### Set task
Rewrite the records below with every "CPI" changed to "Consumer Price Index" and everything else left as it is, omitting the pictures.

### Given data
===

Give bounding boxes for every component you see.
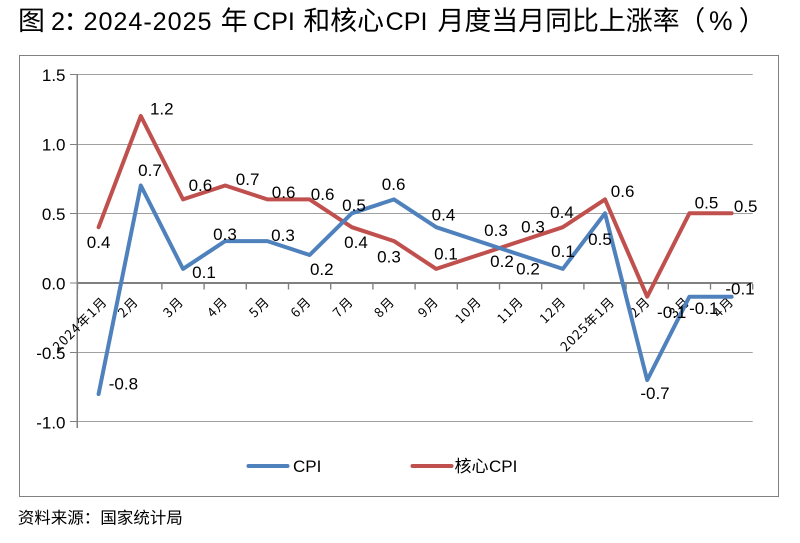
- svg-text:0.5: 0.5: [588, 230, 612, 249]
- svg-text:-0.7: -0.7: [640, 384, 669, 403]
- svg-text:-0.1: -0.1: [657, 303, 686, 322]
- svg-text:%: %: [709, 6, 733, 36]
- svg-text:0.1: 0.1: [551, 242, 575, 261]
- svg-text:2024-2025: 2024-2025: [84, 8, 213, 36]
- svg-text:1.5: 1.5: [42, 66, 66, 85]
- svg-text:0.6: 0.6: [189, 176, 213, 195]
- svg-text:0.3: 0.3: [377, 248, 401, 267]
- svg-text:1.2: 1.2: [150, 100, 174, 119]
- svg-text:CPI: CPI: [386, 8, 428, 36]
- svg-text:1.0: 1.0: [42, 135, 66, 154]
- svg-text:0.5: 0.5: [342, 196, 366, 215]
- svg-text:0.6: 0.6: [611, 182, 635, 201]
- svg-text:0.3: 0.3: [484, 221, 508, 240]
- svg-text:0.2: 0.2: [310, 260, 334, 279]
- svg-text:0.3: 0.3: [521, 218, 545, 237]
- svg-text:0.3: 0.3: [213, 225, 237, 244]
- svg-text:0.1: 0.1: [192, 263, 216, 282]
- svg-text:CPI: CPI: [253, 8, 295, 36]
- svg-text:-0.5: -0.5: [36, 344, 65, 363]
- svg-text:0.2: 0.2: [516, 260, 540, 279]
- svg-text:0.4: 0.4: [550, 203, 574, 222]
- svg-text:0.5: 0.5: [42, 205, 66, 224]
- svg-text:-0.8: -0.8: [109, 374, 138, 393]
- svg-text:0.6: 0.6: [272, 183, 296, 202]
- svg-text:0.2: 0.2: [490, 252, 514, 271]
- svg-text:0.5: 0.5: [734, 197, 758, 216]
- svg-text:0.4: 0.4: [432, 206, 456, 225]
- svg-text:0.6: 0.6: [382, 175, 406, 194]
- svg-text:-1.0: -1.0: [36, 413, 65, 432]
- svg-text:2: 2: [51, 8, 65, 36]
- svg-text:0.0: 0.0: [42, 274, 66, 293]
- svg-text:CPI: CPI: [489, 457, 517, 476]
- svg-text:-0.1: -0.1: [689, 299, 718, 318]
- svg-text:0.3: 0.3: [271, 226, 295, 245]
- svg-text:0.7: 0.7: [236, 170, 260, 189]
- svg-text:0.7: 0.7: [138, 161, 162, 180]
- svg-text:0.4: 0.4: [344, 233, 368, 252]
- svg-text:0.6: 0.6: [311, 185, 335, 204]
- svg-text:0.5: 0.5: [695, 194, 719, 213]
- svg-text:CPI: CPI: [293, 457, 321, 476]
- svg-text:0.1: 0.1: [434, 245, 458, 264]
- svg-text:0.4: 0.4: [87, 233, 111, 252]
- svg-text:-0.1: -0.1: [725, 280, 754, 299]
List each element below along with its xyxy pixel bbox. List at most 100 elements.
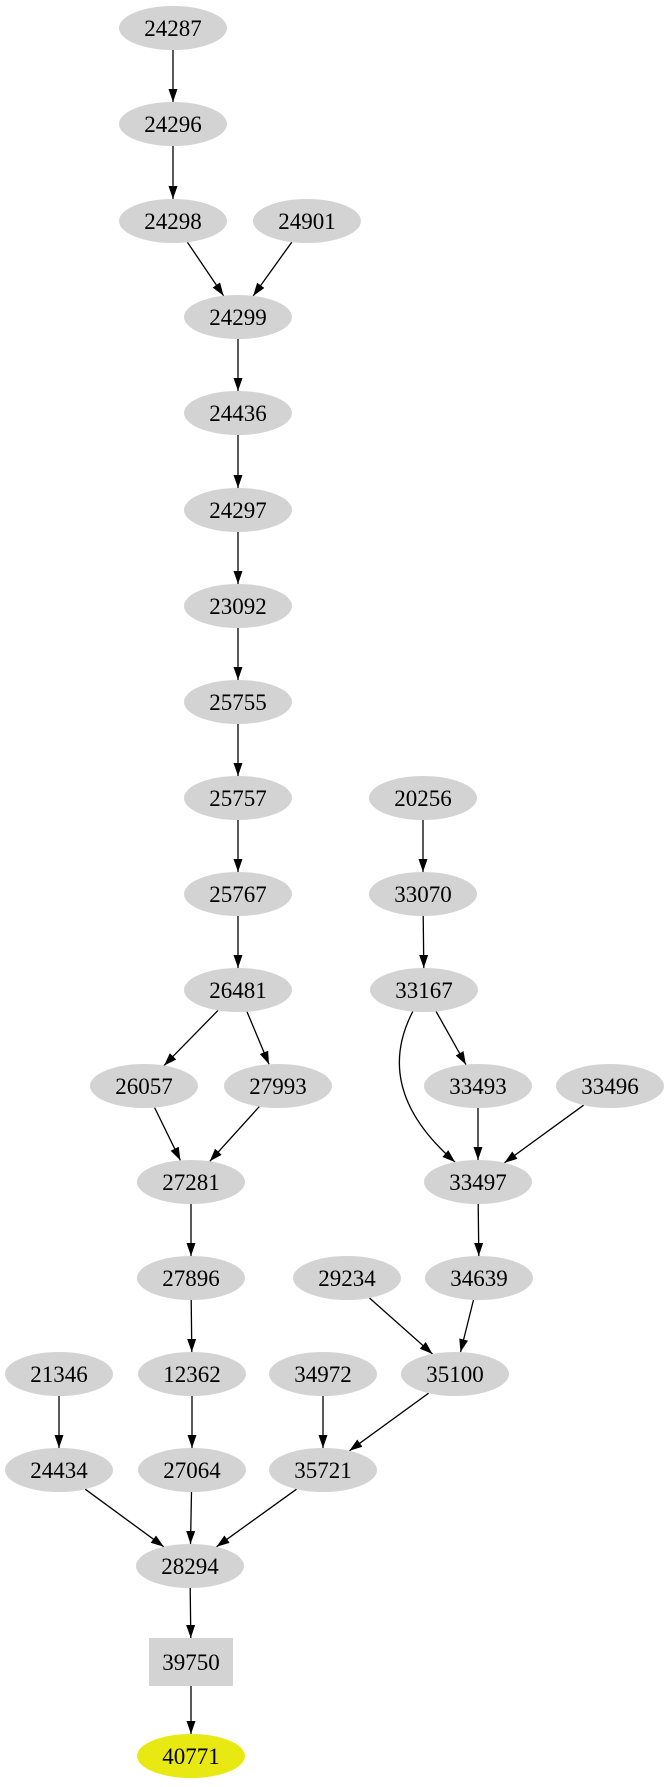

===

### Full response
Give bounding boxes for every component you see.
- svg-text:0.5: 0.5: [588, 230, 612, 249]
- svg-text:-0.7: -0.7: [640, 384, 669, 403]
- svg-text:-0.1: -0.1: [657, 303, 686, 322]
- svg-text:%: %: [709, 6, 733, 36]
- svg-text:0.1: 0.1: [551, 242, 575, 261]
- svg-text:2024-2025: 2024-2025: [84, 8, 213, 36]
- svg-text:1.5: 1.5: [42, 66, 66, 85]
- svg-text:0.6: 0.6: [189, 176, 213, 195]
- svg-text:0.3: 0.3: [377, 248, 401, 267]
- svg-text:1.2: 1.2: [150, 100, 174, 119]
- svg-text:Consumer Price Index: Consumer Price Index: [386, 8, 428, 36]
- svg-text:1.0: 1.0: [42, 135, 66, 154]
- svg-text:0.5: 0.5: [342, 196, 366, 215]
- svg-text:0.6: 0.6: [611, 182, 635, 201]
- svg-text:0.3: 0.3: [484, 221, 508, 240]
- svg-text:0.2: 0.2: [310, 260, 334, 279]
- svg-text:0.3: 0.3: [521, 218, 545, 237]
- svg-text:0.3: 0.3: [213, 225, 237, 244]
- svg-text:0.1: 0.1: [192, 263, 216, 282]
- svg-text:Consumer Price Index: Consumer Price Index: [253, 8, 295, 36]
- svg-text:-0.5: -0.5: [36, 344, 65, 363]
- svg-text:0.2: 0.2: [516, 260, 540, 279]
- svg-text:0.4: 0.4: [550, 203, 574, 222]
- svg-text:0.5: 0.5: [42, 205, 66, 224]
- svg-text:-0.8: -0.8: [109, 374, 138, 393]
- svg-text:0.6: 0.6: [272, 183, 296, 202]
- svg-text:0.2: 0.2: [490, 252, 514, 271]
- svg-text:0.5: 0.5: [734, 197, 758, 216]
- svg-text:0.4: 0.4: [432, 206, 456, 225]
- svg-text:0.6: 0.6: [382, 175, 406, 194]
- svg-text:-1.0: -1.0: [36, 413, 65, 432]
- svg-text:2: 2: [51, 8, 65, 36]
- svg-text:0.0: 0.0: [42, 274, 66, 293]
- svg-text:Consumer Price Index: Consumer Price Index: [489, 457, 517, 476]
- svg-text:-0.1: -0.1: [689, 299, 718, 318]
- svg-text:0.3: 0.3: [271, 226, 295, 245]
- svg-text:0.7: 0.7: [236, 170, 260, 189]
- svg-text:0.7: 0.7: [138, 161, 162, 180]
- svg-text:0.4: 0.4: [344, 233, 368, 252]
- svg-text:0.6: 0.6: [311, 185, 335, 204]
- svg-text:0.5: 0.5: [695, 194, 719, 213]
- svg-text:Consumer Price Index: Consumer Price Index: [293, 457, 321, 476]
- svg-text:0.1: 0.1: [434, 245, 458, 264]
- svg-text:0.4: 0.4: [87, 233, 111, 252]
- svg-text:-0.1: -0.1: [725, 280, 754, 299]
List each element below along with its xyxy pixel bbox. List at most 100 elements.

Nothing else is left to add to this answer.